GOAL: Nothing should be left out: output all of the entries exactly.

— START —

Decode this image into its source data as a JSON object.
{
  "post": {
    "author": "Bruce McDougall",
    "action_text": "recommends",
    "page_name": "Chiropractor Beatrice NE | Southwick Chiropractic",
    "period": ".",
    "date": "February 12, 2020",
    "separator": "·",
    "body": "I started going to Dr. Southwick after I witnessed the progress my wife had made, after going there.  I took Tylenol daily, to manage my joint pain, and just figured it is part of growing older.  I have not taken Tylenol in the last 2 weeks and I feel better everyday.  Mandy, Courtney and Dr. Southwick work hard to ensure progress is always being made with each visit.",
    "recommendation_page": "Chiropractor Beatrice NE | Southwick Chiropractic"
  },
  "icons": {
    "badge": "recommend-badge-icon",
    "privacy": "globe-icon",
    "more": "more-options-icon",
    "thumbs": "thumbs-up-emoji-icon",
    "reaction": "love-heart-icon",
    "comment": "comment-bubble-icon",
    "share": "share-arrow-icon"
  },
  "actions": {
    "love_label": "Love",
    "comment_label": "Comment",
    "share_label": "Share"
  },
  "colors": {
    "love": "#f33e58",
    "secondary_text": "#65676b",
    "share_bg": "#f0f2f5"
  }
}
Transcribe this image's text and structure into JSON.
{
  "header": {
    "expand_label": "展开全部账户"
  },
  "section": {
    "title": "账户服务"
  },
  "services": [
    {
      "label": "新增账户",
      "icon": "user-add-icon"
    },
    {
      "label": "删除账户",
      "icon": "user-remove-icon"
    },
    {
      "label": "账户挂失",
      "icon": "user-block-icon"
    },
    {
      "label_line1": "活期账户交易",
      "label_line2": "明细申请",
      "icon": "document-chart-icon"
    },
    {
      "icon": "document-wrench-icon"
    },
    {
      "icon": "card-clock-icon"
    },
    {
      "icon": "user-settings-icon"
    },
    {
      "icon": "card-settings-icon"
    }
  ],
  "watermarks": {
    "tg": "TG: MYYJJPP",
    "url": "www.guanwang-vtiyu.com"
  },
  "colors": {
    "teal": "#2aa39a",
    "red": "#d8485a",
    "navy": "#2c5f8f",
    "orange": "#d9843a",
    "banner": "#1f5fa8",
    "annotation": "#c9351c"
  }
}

— END —

TASK ANSWER:
Decode this image into its source data as a JSON object.
{
  "post": {
    "author": "Bruce McDougall",
    "action_text": "recommends",
    "page_name": "Chiropractor Beatrice NE | Southwick Chiropractic",
    "period": ".",
    "date": "February 12, 2020",
    "separator": "·",
    "body": "I started going to Dr. Southwick after I witnessed the progress my wife had made, after going there.  I took Tylenol daily, to manage my joint pain, and just figured it is part of growing older.  I have not taken Tylenol in the last 2 weeks and I feel better everyday.  Mandy, Courtney and Dr. Southwick work hard to ensure progress is always being made with each visit.",
    "recommendation_page": "Chiropractor Beatrice NE | Southwick Chiropractic"
  },
  "icons": {
    "badge": "recommend-badge-icon",
    "privacy": "globe-icon",
    "more": "more-options-icon",
    "thumbs": "thumbs-up-emoji-icon",
    "reaction": "love-heart-icon",
    "comment": "comment-bubble-icon",
    "share": "share-arrow-icon"
  },
  "actions": {
    "love_label": "Love",
    "comment_label": "Comment",
    "share_label": "Share"
  },
  "colors": {
    "love": "#f33e58",
    "secondary_text": "#65676b",
    "share_bg": "#f0f2f5"
  }
}
Transcribe this image's text and structure into JSON.
{
  "header": {
    "expand_label": "展开全部账户"
  },
  "section": {
    "title": "账户服务"
  },
  "services": [
    {
      "label": "新增账户",
      "icon": "user-add-icon"
    },
    {
      "label": "删除账户",
      "icon": "user-remove-icon"
    },
    {
      "label": "账户挂失",
      "icon": "user-block-icon"
    },
    {
      "label_line1": "活期账户交易",
      "label_line2": "明细申请",
      "icon": "document-chart-icon"
    },
    {
      "icon": "document-wrench-icon"
    },
    {
      "icon": "card-clock-icon"
    },
    {
      "icon": "user-settings-icon"
    },
    {
      "icon": "card-settings-icon"
    }
  ],
  "watermarks": {
    "tg": "TG: MYYJJPP",
    "url": "www.guanwang-vtiyu.com"
  },
  "colors": {
    "teal": "#2aa39a",
    "red": "#d8485a",
    "navy": "#2c5f8f",
    "orange": "#d9843a",
    "banner": "#1f5fa8",
    "annotation": "#c9351c"
  }
}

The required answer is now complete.